• [DATA FOR THIS EXERCISE]
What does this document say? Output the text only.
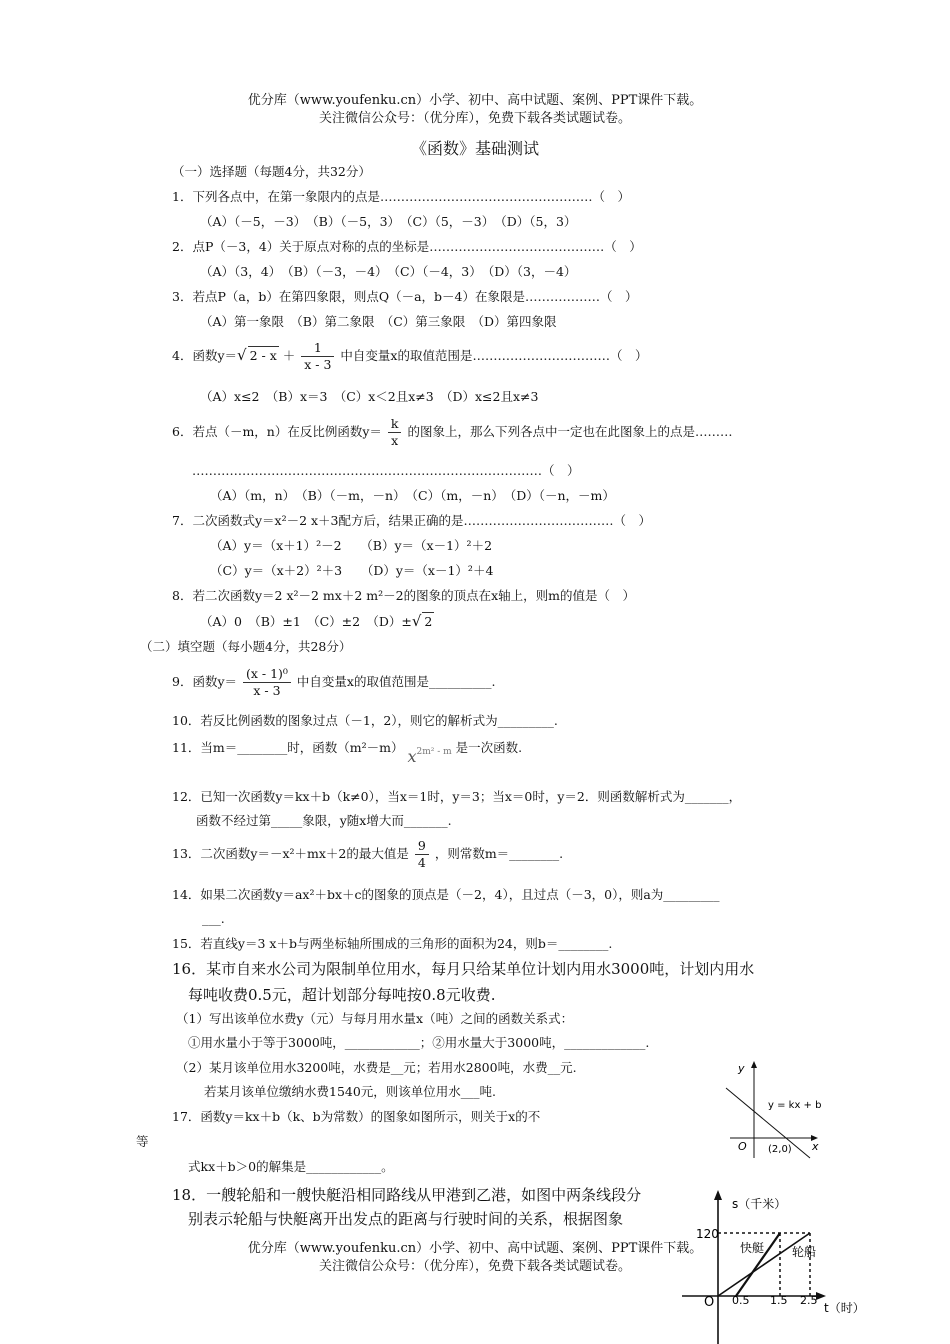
优分库（www.youfenku.cn）小学、初中、高中试题、案例、PPT课件下载。
关注微信公众号：（优分库），免费下载各类试题试卷。
《函数》基础测试
（一）选择题（每题4分，共32分）
1．下列各点中，在第一象限内的点是……………………………………………（　）
（A）（－5，－3）　（B）（－5，3）　（C）（5，－3）　（D）（5，3）
2．点P（－3，4）关于原点对称的点的坐标是……………………………………（　）
（A）（3，4）　（B）（－3，－4）　（C）（－4，3）　（D）（3，－4）
3．若点P（a，b）在第四象限，则点Q（－a，b－4）在象限是………………（　）
（A）第一象限　（B）第二象限　（C）第三象限　（D）第四象限
4．函数y＝√ $2 - x + \frac{1}{x - 3}$ 中自变量x的取值范围是……………………………（　）
（A）x≤2　（B）x＝3　（C）x＜2且x≠3　（D）x≤2且x≠3
6．若点（－m，n）在反比例函数$y= \frac{k}{x}$ 的图象上，那么下列各点中一定也在此图象上的点是………
…………………………………………………………………………（　）
（A）（m，n）　（B）（－m，－n）　（C）（m，－n）　（D）（－n，－m）
7．二次函数式y＝x²－2 x＋3配方后，结果正确的是………………………………（　）
（A）y＝（x＋1）²－2　　（B）y＝（x－1）²＋2
（C）y＝（x＋2）²＋3　　（D）y＝（x－1）²＋4
8．若二次函数y＝2 x²－2 mx＋2 m²－2的图象的顶点在x轴上，则m的值是（　）
（A）0　（B）±1　（C）±2　（D）±√ 2
（二）填空题（每小题4分，共28分）
9．函数$y= \frac{\text{(x - 1)⁰}}{x - 3}$ 中自变量x的取值范围是__________.
10．若反比例函数的图象过点（－1，2），则它的解析式为_________.
11．当m＝________时，函数（m²－m） x2m² - m 是一次函数.
12．已知一次函数y＝kx＋b（k≠0），当x＝1时，y＝3；当x＝0时，y＝2．则函数解析式为_______，
函数不经过第_____象限，y随x增大而_______.
13．二次函数y＝－x²＋mx＋2的最大值是 $\frac{9}{4}$ ，则常数m＝________.
14．如果二次函数y＝ax²＋bx＋c的图象的顶点是（－2，4），且过点（－3，0），则a为_________
___.
15．若直线y＝3 x＋b与两坐标轴所围成的三角形的面积为24，则b＝________.
16．某市自来水公司为限制单位用水，每月只给某单位计划内用水3000吨，计划内用水
每吨收费0.5元，超计划部分每吨按0.8元收费.
（1）写出该单位水费y（元）与每月用水量x（吨）之间的函数关系式：
①用水量小于等于3000吨，____________；②用水量大于3000吨，_____________.
（2）某月该单位用水3200吨，水费是__元；若用水2800吨，水费__元.
若某月该单位缴纳水费1540元，则该单位用水___吨.
17．函数y＝kx＋b（k、b为常数）的图象如图所示，则关于x的不
等
式kx＋b＞0的解集是____________。
y
x
O
y = kx + b
(2,0)
18．一艘轮船和一艘快艇沿相同路线从甲港到乙港，如图中两条线段分
别表示轮船与快艇离开出发点的距离与行驶时间的关系，根据图象
s（千米）
120
O 0.5 1.5 2.5
t（时）
快艇 轮船
优分库（www.youfenku.cn）小学、初中、高中试题、案例、PPT课件下载。
关注微信公众号：（优分库），免费下载各类试题试卷。
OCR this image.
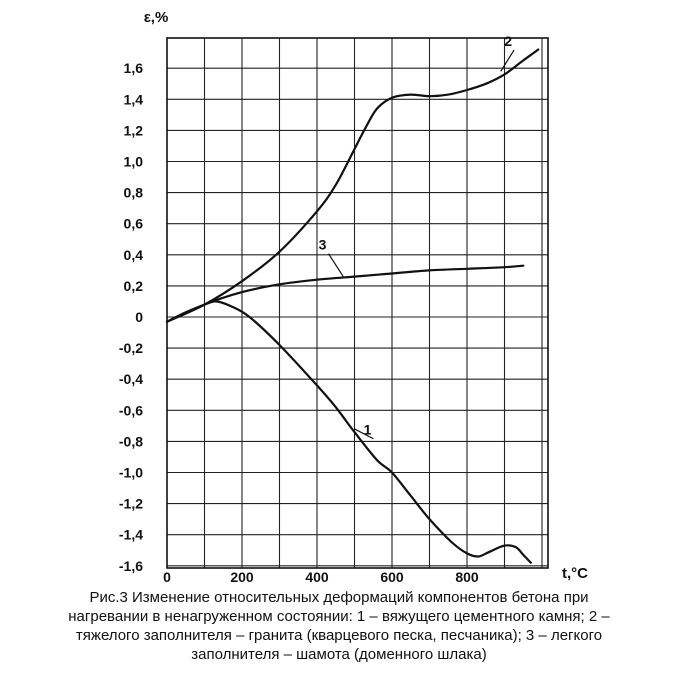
1,6
1,4
1,2
1,0
0,8
0,6
0,4
0,2
0
-0,2
-0,4
-0,6
-0,8
-1,0
-1,2
-1,4
-1,6
0	200	400	600	800
1
2
3
ε,%
t,°C
Рис.3 Изменение относительных деформаций компонентов бетона при
нагревании в ненагруженном состоянии: 1 – вяжущего цементного камня; 2 –
тяжелого заполнителя – гранита (кварцевого песка, песчаника); 3 – легкого
заполнителя – шамота (доменного шлака)
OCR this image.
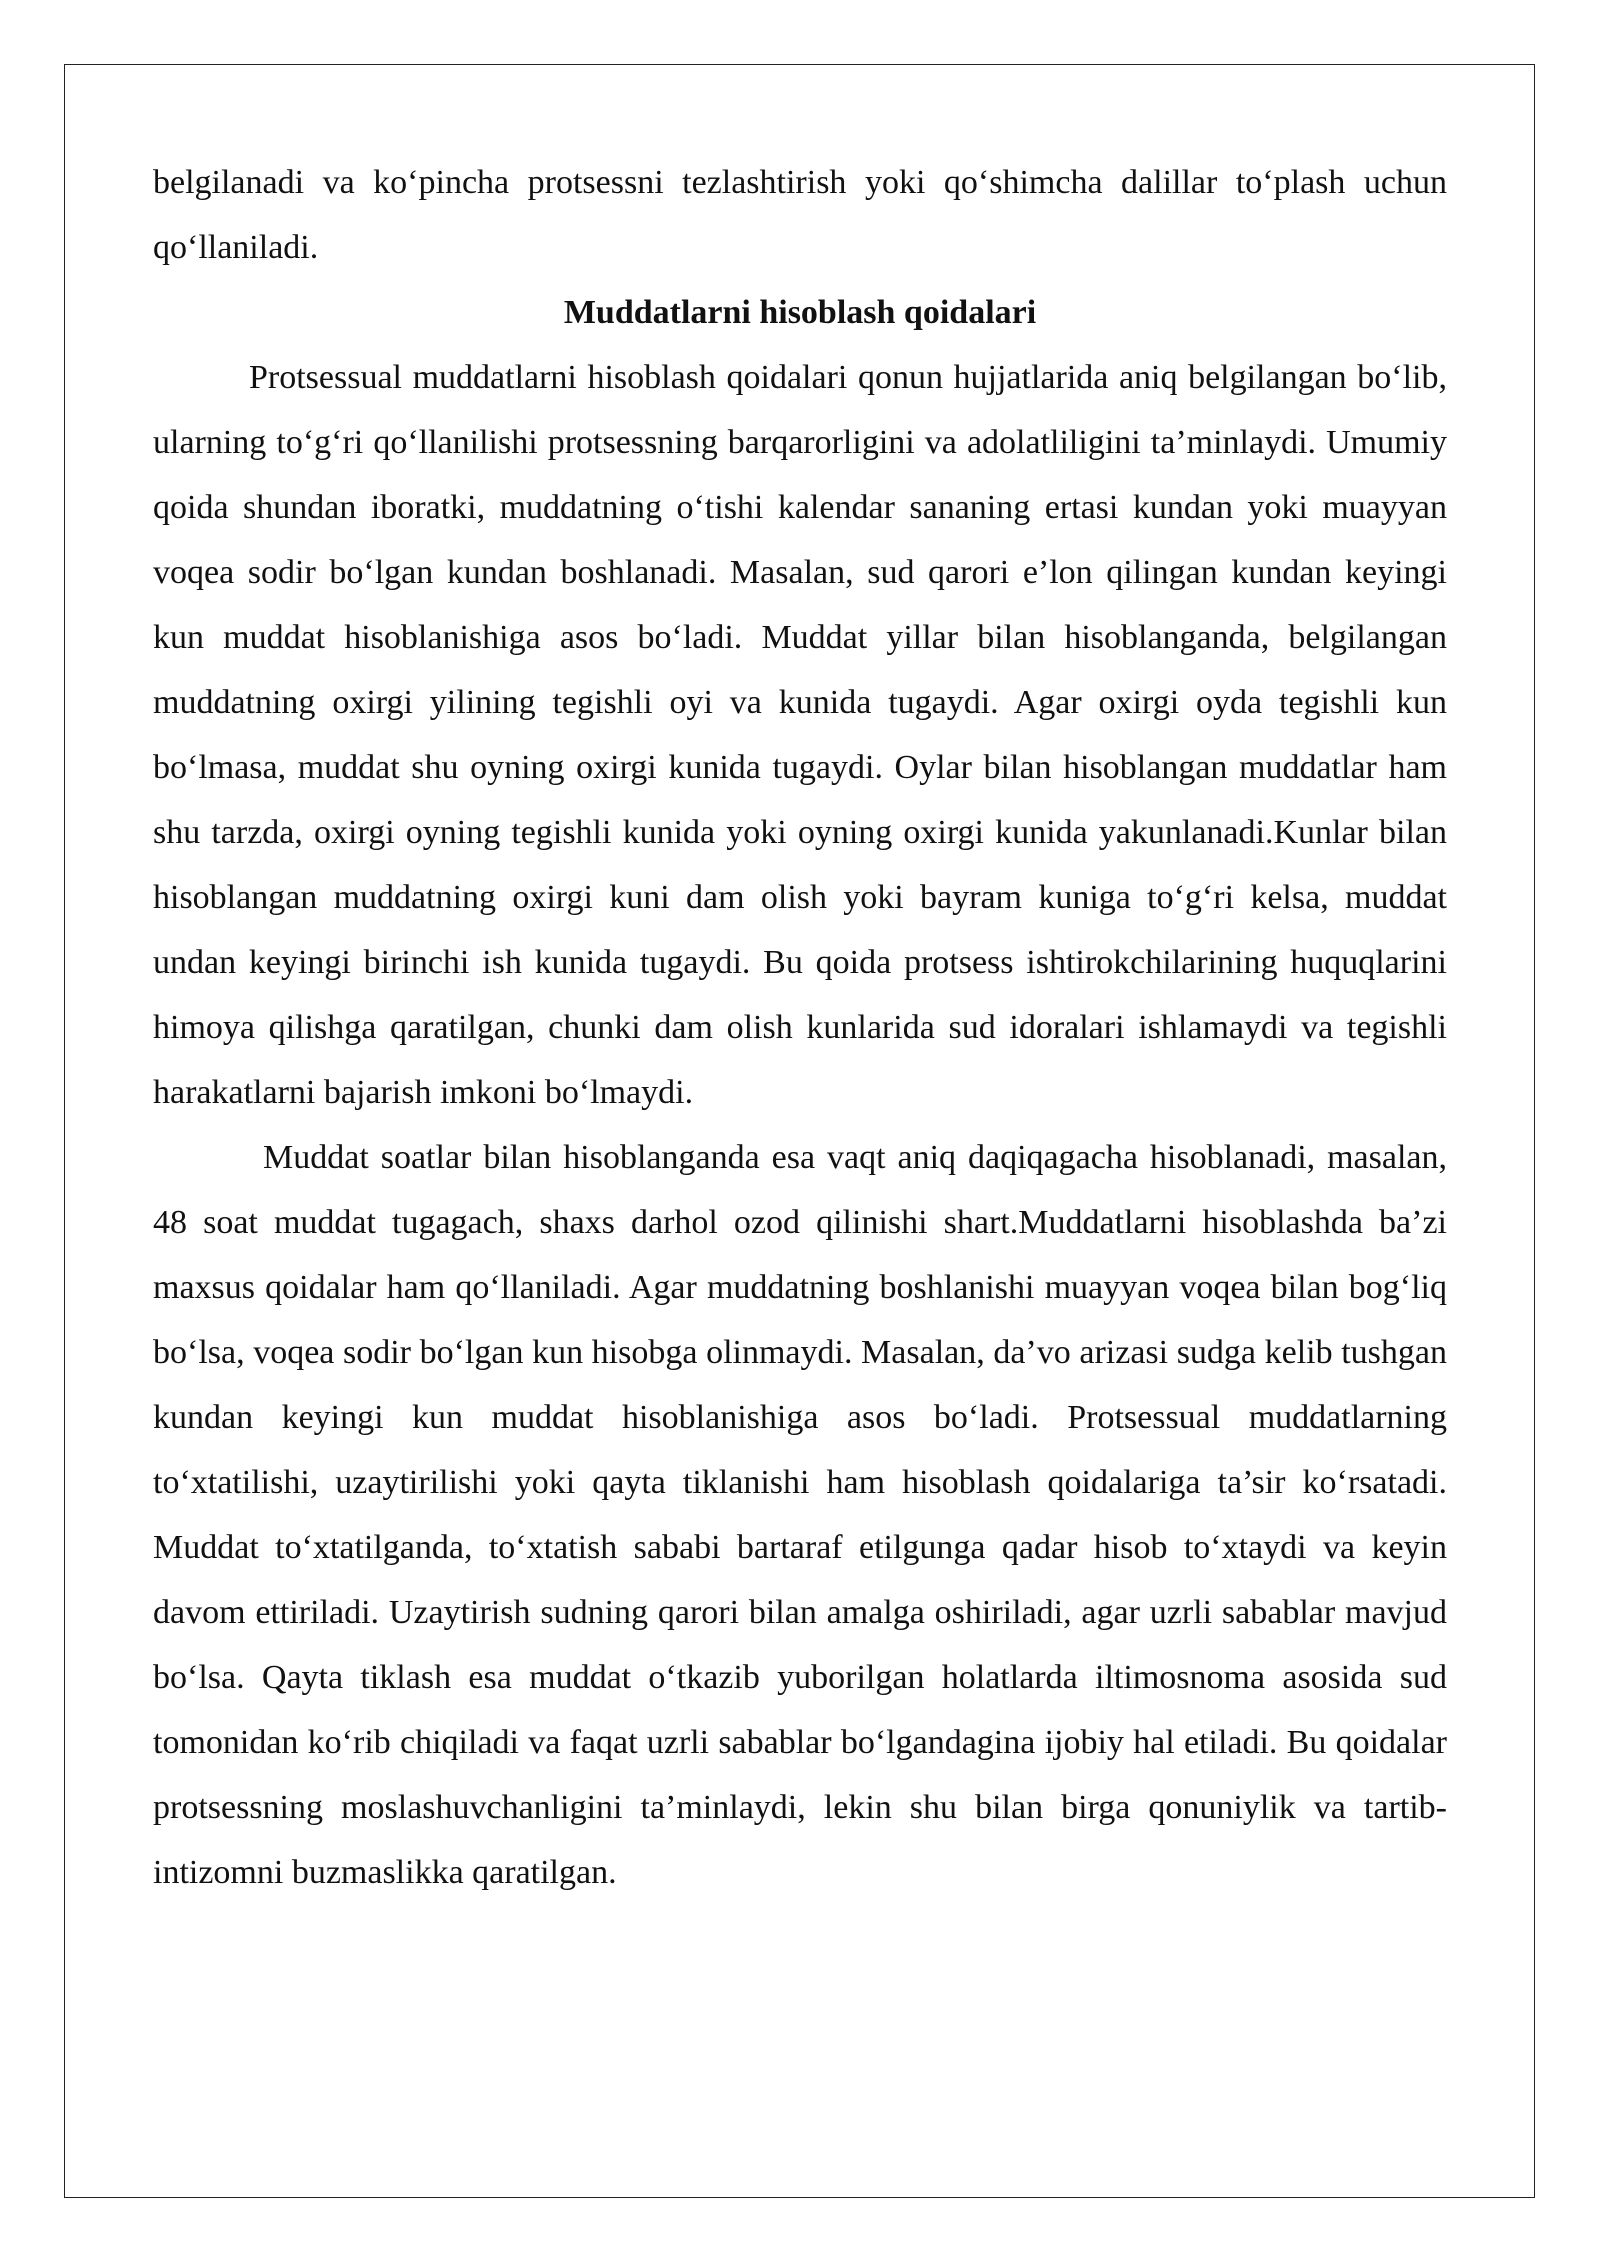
belgilanadi va ko‘pincha protsessni tezlashtirish yoki qo‘shimcha dalillar to‘plash uchun qo‘llaniladi.

Muddatlarni hisoblash qoidalari

Protsessual muddatlarni hisoblash qoidalari qonun hujjatlarida aniq belgilangan bo‘lib, ularning to‘g‘ri qo‘llanilishi protsessning barqarorligini va adolatliligini ta’minlaydi. Umumiy qoida shundan iboratki, muddatning o‘tishi kalendar sananing ertasi kundan yoki muayyan voqea sodir bo‘lgan kundan boshlanadi. Masalan, sud qarori e’lon qilingan kundan keyingi kun muddat hisoblanishiga asos bo‘ladi. Muddat yillar bilan hisoblanganda, belgilangan muddatning oxirgi yilining tegishli oyi va kunida tugaydi. Agar oxirgi oyda tegishli kun bo‘lmasa, muddat shu oyning oxirgi kunida tugaydi. Oylar bilan hisoblangan muddatlar ham shu tarzda, oxirgi oyning tegishli kunida yoki oyning oxirgi kunida yakunlanadi.Kunlar bilan hisoblangan muddatning oxirgi kuni dam olish yoki bayram kuniga to‘g‘ri kelsa, muddat undan keyingi birinchi ish kunida tugaydi. Bu qoida protsess ishtirokchilarining huquqlarini himoya qilishga qaratilgan, chunki dam olish kunlarida sud idoralari ishlamaydi va tegishli harakatlarni bajarish imkoni bo‘lmaydi.

Muddat soatlar bilan hisoblanganda esa vaqt aniq daqiqagacha hisoblanadi, masalan, 48 soat muddat tugagach, shaxs darhol ozod qilinishi shart.Muddatlarni hisoblashda ba’zi maxsus qoidalar ham qo‘llaniladi. Agar muddatning boshlanishi muayyan voqea bilan bog‘liq bo‘lsa, voqea sodir bo‘lgan kun hisobga olinmaydi. Masalan, da’vo arizasi sudga kelib tushgan kundan keyingi kun muddat hisoblanishiga asos bo‘ladi. Protsessual muddatlarning to‘xtatilishi, uzaytirilishi yoki qayta tiklanishi ham hisoblash qoidalariga ta’sir ko‘rsatadi. Muddat to‘xtatilganda, to‘xtatish sababi bartaraf etilgunga qadar hisob to‘xtaydi va keyin davom ettiriladi. Uzaytirish sudning qarori bilan amalga oshiriladi, agar uzrli sabablar mavjud bo‘lsa. Qayta tiklash esa muddat o‘tkazib yuborilgan holatlarda iltimosnoma asosida sud tomonidan ko‘rib chiqiladi va faqat uzrli sabablar bo‘lgandagina ijobiy hal etiladi. Bu qoidalar protsessning moslashuvchanligini ta’minlaydi, lekin shu bilan birga qonuniylik va tartib-intizomni buzmaslikka qaratilgan.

• [SHORT PROBLEM]
In the copy, include no pictures; restate the listing above exactly.

• [WRITTEN SOLUTION]
What does this document say? Output the text only.
优分库（www.youfenku.cn）小学、初中、高中试题、案例、PPT课件下载。
关注微信公众号：（优分库），免费下载各类试题试卷。
《函数》基础测试
（一）选择题（每题4分，共32分）
1．下列各点中，在第一象限内的点是……………………………………………（　）
（A）（－5，－3）　（B）（－5，3）　（C）（5，－3）　（D）（5，3）
2．点P（－3，4）关于原点对称的点的坐标是……………………………………（　）
（A）（3，4）　（B）（－3，－4）　（C）（－4，3）　（D）（3，－4）
3．若点P（a，b）在第四象限，则点Q（－a，b－4）在象限是………………（　）
（A）第一象限　（B）第二象限　（C）第三象限　（D）第四象限
4．函数y＝√ $2 - x + \frac{1}{x - 3}$ 中自变量x的取值范围是……………………………（　）
（A）x≤2　（B）x＝3　（C）x＜2且x≠3　（D）x≤2且x≠3
6．若点（－m，n）在反比例函数$y= \frac{k}{x}$ 的图象上，那么下列各点中一定也在此图象上的点是………
…………………………………………………………………………（　）
（A）（m，n）　（B）（－m，－n）　（C）（m，－n）　（D）（－n，－m）
7．二次函数式y＝x²－2 x＋3配方后，结果正确的是………………………………（　）
（A）y＝（x＋1）²－2　　（B）y＝（x－1）²＋2
（C）y＝（x＋2）²＋3　　（D）y＝（x－1）²＋4
8．若二次函数y＝2 x²－2 mx＋2 m²－2的图象的顶点在x轴上，则m的值是（　）
（A）0　（B）±1　（C）±2　（D）±√ 2
（二）填空题（每小题4分，共28分）
9．函数$y= \frac{\text{(x - 1)⁰}}{x - 3}$ 中自变量x的取值范围是__________.
10．若反比例函数的图象过点（－1，2），则它的解析式为_________.
11．当m＝________时，函数（m²－m） x2m² - m 是一次函数.
12．已知一次函数y＝kx＋b（k≠0），当x＝1时，y＝3；当x＝0时，y＝2．则函数解析式为_______，
函数不经过第_____象限，y随x增大而_______.
13．二次函数y＝－x²＋mx＋2的最大值是 $\frac{9}{4}$ ，则常数m＝________.
14．如果二次函数y＝ax²＋bx＋c的图象的顶点是（－2，4），且过点（－3，0），则a为_________
___.
15．若直线y＝3 x＋b与两坐标轴所围成的三角形的面积为24，则b＝________.
16．某市自来水公司为限制单位用水，每月只给某单位计划内用水3000吨，计划内用水
每吨收费0.5元，超计划部分每吨按0.8元收费.
（1）写出该单位水费y（元）与每月用水量x（吨）之间的函数关系式：
①用水量小于等于3000吨，____________；②用水量大于3000吨，_____________.
（2）某月该单位用水3200吨，水费是__元；若用水2800吨，水费__元.
若某月该单位缴纳水费1540元，则该单位用水___吨.
17．函数y＝kx＋b（k、b为常数）的图象如图所示，则关于x的不
等
式kx＋b＞0的解集是____________。
y
x
O
y = kx + b
(2,0)
18．一艘轮船和一艘快艇沿相同路线从甲港到乙港，如图中两条线段分
别表示轮船与快艇离开出发点的距离与行驶时间的关系，根据图象
s（千米）
120
O 0.5 1.5 2.5
t（时）
快艇 轮船
优分库（www.youfenku.cn）小学、初中、高中试题、案例、PPT课件下载。
关注微信公众号：（优分库），免费下载各类试题试卷。
OCR this image.
1,6
1,4
1,2
1,0
0,8
0,6
0,4
0,2
0
-0,2
-0,4
-0,6
-0,8
-1,0
-1,2
-1,4
-1,6
0	200	400	600	800
1
2
3
ε,%
t,°C
Рис.3 Изменение относительных деформаций компонентов бетона при
нагревании в ненагруженном состоянии: 1 – вяжущего цементного камня; 2 –
тяжелого заполнителя – гранита (кварцевого песка, песчаника); 3 – легкого
заполнителя – шамота (доменного шлака)
OCR this image.
belgilanadi va ko‘pincha protsessni tezlashtirish yoki qo‘shimcha dalillar to‘plash uchun qo‘llaniladi.

Muddatlarni hisoblash qoidalari

Protsessual muddatlarni hisoblash qoidalari qonun hujjatlarida aniq belgilangan bo‘lib, ularning to‘g‘ri qo‘llanilishi protsessning barqarorligini va adolatliligini ta’minlaydi. Umumiy qoida shundan iboratki, muddatning o‘tishi kalendar sananing ertasi kundan yoki muayyan voqea sodir bo‘lgan kundan boshlanadi. Masalan, sud qarori e’lon qilingan kundan keyingi kun muddat hisoblanishiga asos bo‘ladi. Muddat yillar bilan hisoblanganda, belgilangan muddatning oxirgi yilining tegishli oyi va kunida tugaydi. Agar oxirgi oyda tegishli kun bo‘lmasa, muddat shu oyning oxirgi kunida tugaydi. Oylar bilan hisoblangan muddatlar ham shu tarzda, oxirgi oyning tegishli kunida yoki oyning oxirgi kunida yakunlanadi.Kunlar bilan hisoblangan muddatning oxirgi kuni dam olish yoki bayram kuniga to‘g‘ri kelsa, muddat undan keyingi birinchi ish kunida tugaydi. Bu qoida protsess ishtirokchilarining huquqlarini himoya qilishga qaratilgan, chunki dam olish kunlarida sud idoralari ishlamaydi va tegishli harakatlarni bajarish imkoni bo‘lmaydi.

Muddat soatlar bilan hisoblanganda esa vaqt aniq daqiqagacha hisoblanadi, masalan, 48 soat muddat tugagach, shaxs darhol ozod qilinishi shart.Muddatlarni hisoblashda ba’zi maxsus qoidalar ham qo‘llaniladi. Agar muddatning boshlanishi muayyan voqea bilan bog‘liq bo‘lsa, voqea sodir bo‘lgan kun hisobga olinmaydi. Masalan, da’vo arizasi sudga kelib tushgan kundan keyingi kun muddat hisoblanishiga asos bo‘ladi. Protsessual muddatlarning to‘xtatilishi, uzaytirilishi yoki qayta tiklanishi ham hisoblash qoidalariga ta’sir ko‘rsatadi. Muddat to‘xtatilganda, to‘xtatish sababi bartaraf etilgunga qadar hisob to‘xtaydi va keyin davom ettiriladi. Uzaytirish sudning qarori bilan amalga oshiriladi, agar uzrli sabablar mavjud bo‘lsa. Qayta tiklash esa muddat o‘tkazib yuborilgan holatlarda iltimosnoma asosida sud tomonidan ko‘rib chiqiladi va faqat uzrli sabablar bo‘lgandagina ijobiy hal etiladi. Bu qoidalar protsessning moslashuvchanligini ta’minlaydi, lekin shu bilan birga qonuniylik va tartib-intizomni buzmaslikka qaratilgan.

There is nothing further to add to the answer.